(Dataset listings of figures)
........

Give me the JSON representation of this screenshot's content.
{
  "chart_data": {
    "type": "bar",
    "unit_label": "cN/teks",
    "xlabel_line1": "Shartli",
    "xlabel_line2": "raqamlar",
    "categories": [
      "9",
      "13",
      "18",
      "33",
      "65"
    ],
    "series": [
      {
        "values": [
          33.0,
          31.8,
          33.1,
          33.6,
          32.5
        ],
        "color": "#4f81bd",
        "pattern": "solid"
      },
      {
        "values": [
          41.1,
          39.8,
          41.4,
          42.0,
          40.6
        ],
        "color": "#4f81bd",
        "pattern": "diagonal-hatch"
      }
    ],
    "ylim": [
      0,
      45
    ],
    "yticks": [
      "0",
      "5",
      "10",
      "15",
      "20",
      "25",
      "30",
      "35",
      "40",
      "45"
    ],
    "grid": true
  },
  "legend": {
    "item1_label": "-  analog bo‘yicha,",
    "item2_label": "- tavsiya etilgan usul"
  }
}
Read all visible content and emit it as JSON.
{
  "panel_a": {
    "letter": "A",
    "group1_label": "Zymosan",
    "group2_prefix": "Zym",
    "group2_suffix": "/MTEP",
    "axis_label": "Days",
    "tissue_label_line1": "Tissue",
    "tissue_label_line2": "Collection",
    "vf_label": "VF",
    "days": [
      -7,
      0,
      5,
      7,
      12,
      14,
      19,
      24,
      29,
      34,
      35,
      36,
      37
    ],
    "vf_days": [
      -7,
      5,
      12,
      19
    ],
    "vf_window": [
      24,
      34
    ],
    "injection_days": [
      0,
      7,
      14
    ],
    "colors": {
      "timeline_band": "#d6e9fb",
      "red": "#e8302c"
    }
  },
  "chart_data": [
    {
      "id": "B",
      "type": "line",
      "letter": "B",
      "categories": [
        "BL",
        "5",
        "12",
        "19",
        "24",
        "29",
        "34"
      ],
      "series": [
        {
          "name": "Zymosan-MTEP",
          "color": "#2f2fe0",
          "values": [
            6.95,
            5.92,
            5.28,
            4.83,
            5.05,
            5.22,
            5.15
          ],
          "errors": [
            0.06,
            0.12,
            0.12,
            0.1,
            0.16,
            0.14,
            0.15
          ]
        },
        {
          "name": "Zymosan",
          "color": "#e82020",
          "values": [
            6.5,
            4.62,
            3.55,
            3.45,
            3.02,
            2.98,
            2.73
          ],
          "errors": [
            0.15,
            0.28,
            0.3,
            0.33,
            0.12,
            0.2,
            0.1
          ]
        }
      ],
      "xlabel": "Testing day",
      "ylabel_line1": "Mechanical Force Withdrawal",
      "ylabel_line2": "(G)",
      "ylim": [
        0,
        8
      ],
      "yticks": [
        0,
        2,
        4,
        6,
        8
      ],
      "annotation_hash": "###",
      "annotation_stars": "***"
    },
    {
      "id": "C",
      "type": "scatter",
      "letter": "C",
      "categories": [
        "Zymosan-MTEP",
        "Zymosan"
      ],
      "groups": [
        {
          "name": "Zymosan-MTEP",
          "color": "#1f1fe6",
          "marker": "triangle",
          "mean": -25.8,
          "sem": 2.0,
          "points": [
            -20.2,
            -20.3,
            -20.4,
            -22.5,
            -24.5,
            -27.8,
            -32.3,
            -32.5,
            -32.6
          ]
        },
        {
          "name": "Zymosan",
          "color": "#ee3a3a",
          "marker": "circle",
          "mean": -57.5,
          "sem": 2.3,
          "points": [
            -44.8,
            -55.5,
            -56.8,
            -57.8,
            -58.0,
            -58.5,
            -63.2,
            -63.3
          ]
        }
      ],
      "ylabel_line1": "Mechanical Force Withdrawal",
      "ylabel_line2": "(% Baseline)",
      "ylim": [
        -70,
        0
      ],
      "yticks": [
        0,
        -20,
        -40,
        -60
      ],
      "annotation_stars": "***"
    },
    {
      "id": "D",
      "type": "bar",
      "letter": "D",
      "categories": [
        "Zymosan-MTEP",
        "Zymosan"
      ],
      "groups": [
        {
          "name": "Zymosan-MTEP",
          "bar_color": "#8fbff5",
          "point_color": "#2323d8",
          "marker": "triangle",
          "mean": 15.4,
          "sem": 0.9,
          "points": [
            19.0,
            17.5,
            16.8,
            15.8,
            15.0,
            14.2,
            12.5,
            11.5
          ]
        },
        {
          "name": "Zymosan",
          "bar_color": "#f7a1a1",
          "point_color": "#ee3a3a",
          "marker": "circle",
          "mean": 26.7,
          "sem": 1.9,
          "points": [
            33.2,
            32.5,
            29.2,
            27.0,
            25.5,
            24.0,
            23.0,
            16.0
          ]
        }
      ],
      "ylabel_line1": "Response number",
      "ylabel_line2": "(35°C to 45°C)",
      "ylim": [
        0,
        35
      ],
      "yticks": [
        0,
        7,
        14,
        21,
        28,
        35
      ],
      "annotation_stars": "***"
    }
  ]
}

........

→ The exercise
Give the data again, exactly as it stands.

→ Output of the task
Give me the JSON representation of this screenshot's content.
{
  "chart_data": {
    "type": "bar",
    "unit_label": "cN/teks",
    "xlabel_line1": "Shartli",
    "xlabel_line2": "raqamlar",
    "categories": [
      "9",
      "13",
      "18",
      "33",
      "65"
    ],
    "series": [
      {
        "values": [
          33.0,
          31.8,
          33.1,
          33.6,
          32.5
        ],
        "color": "#4f81bd",
        "pattern": "solid"
      },
      {
        "values": [
          41.1,
          39.8,
          41.4,
          42.0,
          40.6
        ],
        "color": "#4f81bd",
        "pattern": "diagonal-hatch"
      }
    ],
    "ylim": [
      0,
      45
    ],
    "yticks": [
      "0",
      "5",
      "10",
      "15",
      "20",
      "25",
      "30",
      "35",
      "40",
      "45"
    ],
    "grid": true
  },
  "legend": {
    "item1_label": "-  analog bo‘yicha,",
    "item2_label": "- tavsiya etilgan usul"
  }
}
Read all visible content and emit it as JSON.
{
  "panel_a": {
    "letter": "A",
    "group1_label": "Zymosan",
    "group2_prefix": "Zym",
    "group2_suffix": "/MTEP",
    "axis_label": "Days",
    "tissue_label_line1": "Tissue",
    "tissue_label_line2": "Collection",
    "vf_label": "VF",
    "days": [
      -7,
      0,
      5,
      7,
      12,
      14,
      19,
      24,
      29,
      34,
      35,
      36,
      37
    ],
    "vf_days": [
      -7,
      5,
      12,
      19
    ],
    "vf_window": [
      24,
      34
    ],
    "injection_days": [
      0,
      7,
      14
    ],
    "colors": {
      "timeline_band": "#d6e9fb",
      "red": "#e8302c"
    }
  },
  "chart_data": [
    {
      "id": "B",
      "type": "line",
      "letter": "B",
      "categories": [
        "BL",
        "5",
        "12",
        "19",
        "24",
        "29",
        "34"
      ],
      "series": [
        {
          "name": "Zymosan-MTEP",
          "color": "#2f2fe0",
          "values": [
            6.95,
            5.92,
            5.28,
            4.83,
            5.05,
            5.22,
            5.15
          ],
          "errors": [
            0.06,
            0.12,
            0.12,
            0.1,
            0.16,
            0.14,
            0.15
          ]
        },
        {
          "name": "Zymosan",
          "color": "#e82020",
          "values": [
            6.5,
            4.62,
            3.55,
            3.45,
            3.02,
            2.98,
            2.73
          ],
          "errors": [
            0.15,
            0.28,
            0.3,
            0.33,
            0.12,
            0.2,
            0.1
          ]
        }
      ],
      "xlabel": "Testing day",
      "ylabel_line1": "Mechanical Force Withdrawal",
      "ylabel_line2": "(G)",
      "ylim": [
        0,
        8
      ],
      "yticks": [
        0,
        2,
        4,
        6,
        8
      ],
      "annotation_hash": "###",
      "annotation_stars": "***"
    },
    {
      "id": "C",
      "type": "scatter",
      "letter": "C",
      "categories": [
        "Zymosan-MTEP",
        "Zymosan"
      ],
      "groups": [
        {
          "name": "Zymosan-MTEP",
          "color": "#1f1fe6",
          "marker": "triangle",
          "mean": -25.8,
          "sem": 2.0,
          "points": [
            -20.2,
            -20.3,
            -20.4,
            -22.5,
            -24.5,
            -27.8,
            -32.3,
            -32.5,
            -32.6
          ]
        },
        {
          "name": "Zymosan",
          "color": "#ee3a3a",
          "marker": "circle",
          "mean": -57.5,
          "sem": 2.3,
          "points": [
            -44.8,
            -55.5,
            -56.8,
            -57.8,
            -58.0,
            -58.5,
            -63.2,
            -63.3
          ]
        }
      ],
      "ylabel_line1": "Mechanical Force Withdrawal",
      "ylabel_line2": "(% Baseline)",
      "ylim": [
        -70,
        0
      ],
      "yticks": [
        0,
        -20,
        -40,
        -60
      ],
      "annotation_stars": "***"
    },
    {
      "id": "D",
      "type": "bar",
      "letter": "D",
      "categories": [
        "Zymosan-MTEP",
        "Zymosan"
      ],
      "groups": [
        {
          "name": "Zymosan-MTEP",
          "bar_color": "#8fbff5",
          "point_color": "#2323d8",
          "marker": "triangle",
          "mean": 15.4,
          "sem": 0.9,
          "points": [
            19.0,
            17.5,
            16.8,
            15.8,
            15.0,
            14.2,
            12.5,
            11.5
          ]
        },
        {
          "name": "Zymosan",
          "bar_color": "#f7a1a1",
          "point_color": "#ee3a3a",
          "marker": "circle",
          "mean": 26.7,
          "sem": 1.9,
          "points": [
            33.2,
            32.5,
            29.2,
            27.0,
            25.5,
            24.0,
            23.0,
            16.0
          ]
        }
      ],
      "ylabel_line1": "Response number",
      "ylabel_line2": "(35°C to 45°C)",
      "ylim": [
        0,
        35
      ],
      "yticks": [
        0,
        7,
        14,
        21,
        28,
        35
      ],
      "annotation_stars": "***"
    }
  ]
}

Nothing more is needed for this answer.